DIRECTIONS. From the entries below, say how many lines carry the word "that", and give nothing but the number.

** START **

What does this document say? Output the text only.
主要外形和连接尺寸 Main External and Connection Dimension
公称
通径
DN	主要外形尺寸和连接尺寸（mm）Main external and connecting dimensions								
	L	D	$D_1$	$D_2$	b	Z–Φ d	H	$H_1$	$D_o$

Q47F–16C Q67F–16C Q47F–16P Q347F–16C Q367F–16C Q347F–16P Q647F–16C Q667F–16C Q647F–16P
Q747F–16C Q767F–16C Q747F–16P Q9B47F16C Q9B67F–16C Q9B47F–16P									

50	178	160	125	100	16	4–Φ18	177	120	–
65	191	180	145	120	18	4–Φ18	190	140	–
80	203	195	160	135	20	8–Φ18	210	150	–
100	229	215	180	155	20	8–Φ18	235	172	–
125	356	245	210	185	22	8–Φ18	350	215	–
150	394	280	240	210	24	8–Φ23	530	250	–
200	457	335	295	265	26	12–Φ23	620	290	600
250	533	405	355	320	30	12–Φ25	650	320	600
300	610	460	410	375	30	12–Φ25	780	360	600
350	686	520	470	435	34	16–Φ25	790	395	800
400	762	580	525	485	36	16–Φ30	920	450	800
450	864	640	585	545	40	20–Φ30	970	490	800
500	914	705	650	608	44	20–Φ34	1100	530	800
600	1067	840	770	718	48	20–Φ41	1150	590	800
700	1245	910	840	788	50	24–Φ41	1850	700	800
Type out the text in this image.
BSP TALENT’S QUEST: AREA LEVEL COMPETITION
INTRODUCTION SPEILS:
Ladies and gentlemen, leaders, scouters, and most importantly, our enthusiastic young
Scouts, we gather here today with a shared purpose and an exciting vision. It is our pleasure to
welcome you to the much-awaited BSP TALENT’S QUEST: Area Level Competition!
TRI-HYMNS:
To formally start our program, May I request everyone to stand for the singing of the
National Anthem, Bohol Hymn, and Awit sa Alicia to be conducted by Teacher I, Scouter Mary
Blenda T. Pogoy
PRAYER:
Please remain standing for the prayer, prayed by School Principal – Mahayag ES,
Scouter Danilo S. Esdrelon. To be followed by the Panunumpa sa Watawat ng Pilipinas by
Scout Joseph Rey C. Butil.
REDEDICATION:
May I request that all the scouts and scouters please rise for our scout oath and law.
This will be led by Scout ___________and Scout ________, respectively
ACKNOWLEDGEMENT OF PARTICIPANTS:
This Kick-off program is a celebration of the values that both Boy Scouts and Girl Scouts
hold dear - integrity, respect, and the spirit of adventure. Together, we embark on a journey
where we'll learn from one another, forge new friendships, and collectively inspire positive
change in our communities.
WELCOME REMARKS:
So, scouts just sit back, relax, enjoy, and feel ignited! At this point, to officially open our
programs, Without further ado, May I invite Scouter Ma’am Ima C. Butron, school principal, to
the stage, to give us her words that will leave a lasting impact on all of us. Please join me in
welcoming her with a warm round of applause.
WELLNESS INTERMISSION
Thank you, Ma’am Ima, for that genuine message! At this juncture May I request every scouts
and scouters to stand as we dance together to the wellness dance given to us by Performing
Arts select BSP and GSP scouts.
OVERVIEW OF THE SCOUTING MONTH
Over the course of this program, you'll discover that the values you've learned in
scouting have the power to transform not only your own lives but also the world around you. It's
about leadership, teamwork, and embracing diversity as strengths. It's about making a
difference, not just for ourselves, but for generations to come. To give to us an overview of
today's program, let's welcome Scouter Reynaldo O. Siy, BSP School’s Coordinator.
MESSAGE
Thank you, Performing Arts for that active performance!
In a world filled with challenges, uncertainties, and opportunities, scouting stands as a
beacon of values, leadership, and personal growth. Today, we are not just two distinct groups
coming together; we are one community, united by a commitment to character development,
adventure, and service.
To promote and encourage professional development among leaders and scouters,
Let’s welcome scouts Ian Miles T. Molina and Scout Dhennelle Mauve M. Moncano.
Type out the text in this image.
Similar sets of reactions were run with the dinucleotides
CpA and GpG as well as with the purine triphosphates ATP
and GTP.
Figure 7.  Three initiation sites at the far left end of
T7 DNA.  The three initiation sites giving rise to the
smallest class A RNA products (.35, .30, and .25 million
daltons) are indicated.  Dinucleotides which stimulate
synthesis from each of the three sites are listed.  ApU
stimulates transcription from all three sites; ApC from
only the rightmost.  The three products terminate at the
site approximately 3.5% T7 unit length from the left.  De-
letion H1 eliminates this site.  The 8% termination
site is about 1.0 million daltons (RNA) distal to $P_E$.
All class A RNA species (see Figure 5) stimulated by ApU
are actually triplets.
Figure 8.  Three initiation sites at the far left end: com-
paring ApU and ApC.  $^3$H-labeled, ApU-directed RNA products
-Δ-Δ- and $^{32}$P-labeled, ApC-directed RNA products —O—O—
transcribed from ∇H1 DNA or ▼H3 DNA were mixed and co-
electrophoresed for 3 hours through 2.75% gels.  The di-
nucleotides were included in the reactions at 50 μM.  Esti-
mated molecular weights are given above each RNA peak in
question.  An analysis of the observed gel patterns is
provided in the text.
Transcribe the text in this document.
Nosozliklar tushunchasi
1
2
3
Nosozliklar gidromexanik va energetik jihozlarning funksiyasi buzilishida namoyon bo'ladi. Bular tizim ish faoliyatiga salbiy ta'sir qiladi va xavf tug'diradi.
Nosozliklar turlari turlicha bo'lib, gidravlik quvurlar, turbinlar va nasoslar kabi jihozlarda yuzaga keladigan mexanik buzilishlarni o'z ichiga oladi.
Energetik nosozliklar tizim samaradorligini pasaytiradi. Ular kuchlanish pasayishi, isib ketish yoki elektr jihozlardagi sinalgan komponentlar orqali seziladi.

** END **

EXERCISE OUTPUT. 6